» **EXERCISE PROMPT**
Echo the stretch from the start of the records through the line containing "The electrical system 700 is at (686, 680).", with both ends included.

» **Saved data entries**
[start]
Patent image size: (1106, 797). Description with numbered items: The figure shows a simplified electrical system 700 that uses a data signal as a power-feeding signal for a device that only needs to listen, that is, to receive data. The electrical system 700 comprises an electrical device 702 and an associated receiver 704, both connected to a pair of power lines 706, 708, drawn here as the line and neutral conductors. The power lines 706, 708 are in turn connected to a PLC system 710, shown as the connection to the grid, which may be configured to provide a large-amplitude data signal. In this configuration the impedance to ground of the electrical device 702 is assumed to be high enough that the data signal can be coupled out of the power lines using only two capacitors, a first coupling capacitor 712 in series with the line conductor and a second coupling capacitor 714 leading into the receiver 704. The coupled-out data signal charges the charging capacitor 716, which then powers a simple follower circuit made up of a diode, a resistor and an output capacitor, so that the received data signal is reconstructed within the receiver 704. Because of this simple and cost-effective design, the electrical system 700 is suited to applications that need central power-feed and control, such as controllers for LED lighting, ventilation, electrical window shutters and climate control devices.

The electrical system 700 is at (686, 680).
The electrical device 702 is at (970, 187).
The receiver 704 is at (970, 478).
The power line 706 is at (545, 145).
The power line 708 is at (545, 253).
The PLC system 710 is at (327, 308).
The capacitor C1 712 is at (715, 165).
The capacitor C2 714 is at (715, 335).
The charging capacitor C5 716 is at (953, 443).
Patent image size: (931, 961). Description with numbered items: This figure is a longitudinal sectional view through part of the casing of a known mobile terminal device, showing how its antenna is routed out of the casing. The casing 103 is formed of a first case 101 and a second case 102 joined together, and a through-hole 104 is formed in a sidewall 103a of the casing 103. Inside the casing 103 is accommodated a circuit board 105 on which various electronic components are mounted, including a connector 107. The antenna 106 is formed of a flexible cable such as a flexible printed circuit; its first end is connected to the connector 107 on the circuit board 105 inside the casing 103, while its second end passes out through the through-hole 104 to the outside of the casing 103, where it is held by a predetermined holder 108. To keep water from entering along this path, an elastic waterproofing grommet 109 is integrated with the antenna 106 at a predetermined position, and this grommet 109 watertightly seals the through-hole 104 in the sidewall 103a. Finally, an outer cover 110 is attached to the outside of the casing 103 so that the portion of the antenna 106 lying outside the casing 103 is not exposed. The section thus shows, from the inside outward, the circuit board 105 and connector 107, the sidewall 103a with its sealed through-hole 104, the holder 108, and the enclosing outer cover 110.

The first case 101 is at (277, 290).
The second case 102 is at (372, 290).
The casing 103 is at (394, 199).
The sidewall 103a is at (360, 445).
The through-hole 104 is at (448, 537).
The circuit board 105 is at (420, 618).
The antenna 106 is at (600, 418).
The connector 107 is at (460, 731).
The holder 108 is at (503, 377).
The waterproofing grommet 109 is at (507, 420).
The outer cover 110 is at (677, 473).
[end]
» **WRITTEN ANSWER**
Patent image size: (1106, 797). Description with numbered items: The figure shows a simplified electrical system 700 that uses a data signal as a power-feeding signal for a device that only needs to listen, that is, to receive data. The electrical system 700 comprises an electrical device 702 and an associated receiver 704, both connected to a pair of power lines 706, 708, drawn here as the line and neutral conductors. The power lines 706, 708 are in turn connected to a PLC system 710, shown as the connection to the grid, which may be configured to provide a large-amplitude data signal. In this configuration the impedance to ground of the electrical device 702 is assumed to be high enough that the data signal can be coupled out of the power lines using only two capacitors, a first coupling capacitor 712 in series with the line conductor and a second coupling capacitor 714 leading into the receiver 704. The coupled-out data signal charges the charging capacitor 716, which then powers a simple follower circuit made up of a diode, a resistor and an output capacitor, so that the received data signal is reconstructed within the receiver 704. Because of this simple and cost-effective design, the electrical system 700 is suited to applications that need central power-feed and control, such as controllers for LED lighting, ventilation, electrical window shutters and climate control devices.

The electrical system 700 is at (686, 680).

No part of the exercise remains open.